— begin Material shown —
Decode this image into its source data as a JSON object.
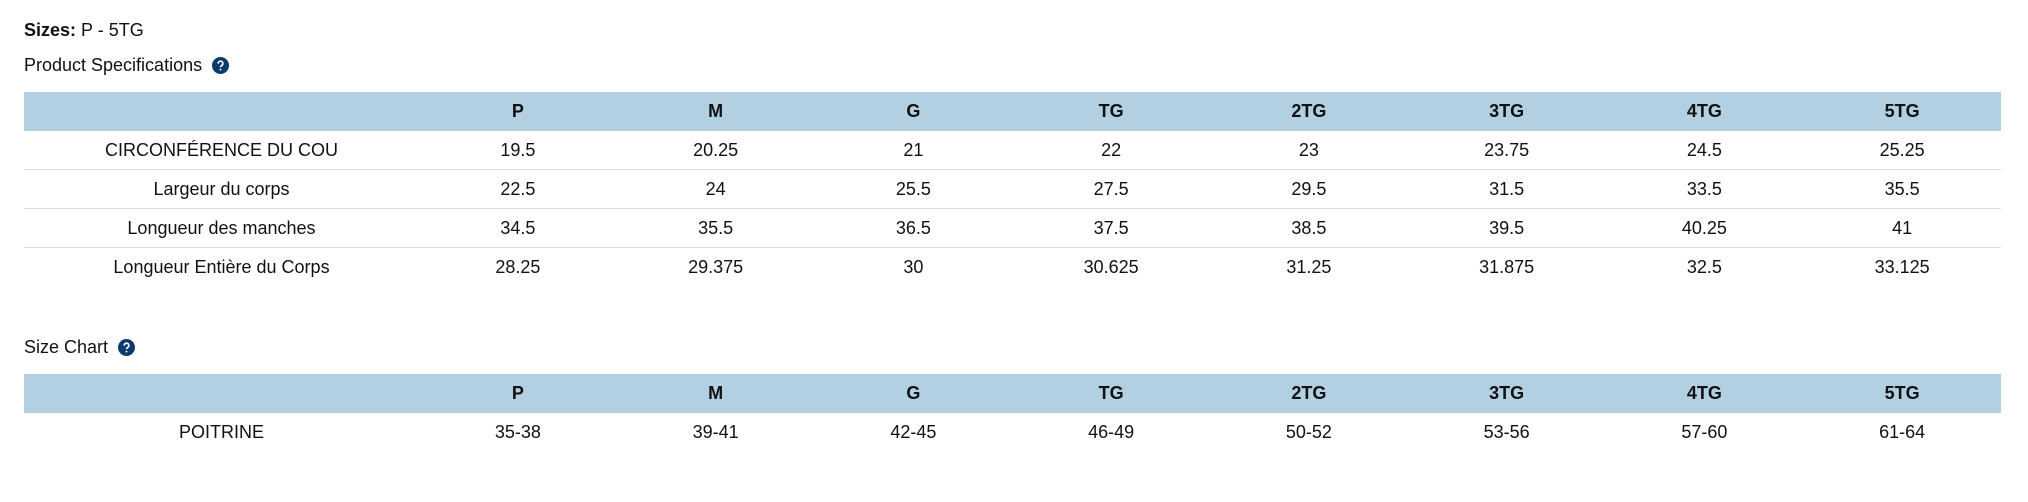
{
  "header": {
    "sizes_label": "Sizes:",
    "sizes_value": "P - 5TG"
  },
  "spec": {
    "title": "Product Specifications",
    "columns": [
      "P",
      "M",
      "G",
      "TG",
      "2TG",
      "3TG",
      "4TG",
      "5TG"
    ],
    "rows": [
      [
        "CIRCONFÉRENCE DU COU",
        19.5,
        20.25,
        21,
        22,
        23,
        23.75,
        24.5,
        25.25
      ],
      [
        "Largeur du corps",
        22.5,
        24,
        25.5,
        27.5,
        29.5,
        31.5,
        33.5,
        35.5
      ],
      [
        "Longueur des manches",
        34.5,
        35.5,
        36.5,
        37.5,
        38.5,
        39.5,
        40.25,
        41
      ],
      [
        "Longueur Entière du Corps",
        28.25,
        29.375,
        30,
        30.625,
        31.25,
        31.875,
        32.5,
        33.125
      ]
    ]
  },
  "size_chart": {
    "title": "Size Chart",
    "columns": [
      "P",
      "M",
      "G",
      "TG",
      "2TG",
      "3TG",
      "4TG",
      "5TG"
    ],
    "rows": [
      [
        "POITRINE",
        "35-38",
        "39-41",
        "42-45",
        "46-49",
        "50-52",
        "53-56",
        "57-60",
        "61-64"
      ]
    ]
  }
}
— end Material shown —
> [Problem to solve]:
Reproduce all entries without any change, and omit the pictures.

> [Output of the exercise]:
Decode this image into its source data as a JSON object.
{
  "header": {
    "sizes_label": "Sizes:",
    "sizes_value": "P - 5TG"
  },
  "spec": {
    "title": "Product Specifications",
    "columns": [
      "P",
      "M",
      "G",
      "TG",
      "2TG",
      "3TG",
      "4TG",
      "5TG"
    ],
    "rows": [
      [
        "CIRCONFÉRENCE DU COU",
        19.5,
        20.25,
        21,
        22,
        23,
        23.75,
        24.5,
        25.25
      ],
      [
        "Largeur du corps",
        22.5,
        24,
        25.5,
        27.5,
        29.5,
        31.5,
        33.5,
        35.5
      ],
      [
        "Longueur des manches",
        34.5,
        35.5,
        36.5,
        37.5,
        38.5,
        39.5,
        40.25,
        41
      ],
      [
        "Longueur Entière du Corps",
        28.25,
        29.375,
        30,
        30.625,
        31.25,
        31.875,
        32.5,
        33.125
      ]
    ]
  },
  "size_chart": {
    "title": "Size Chart",
    "columns": [
      "P",
      "M",
      "G",
      "TG",
      "2TG",
      "3TG",
      "4TG",
      "5TG"
    ],
    "rows": [
      [
        "POITRINE",
        "35-38",
        "39-41",
        "42-45",
        "46-49",
        "50-52",
        "53-56",
        "57-60",
        "61-64"
      ]
    ]
  }
}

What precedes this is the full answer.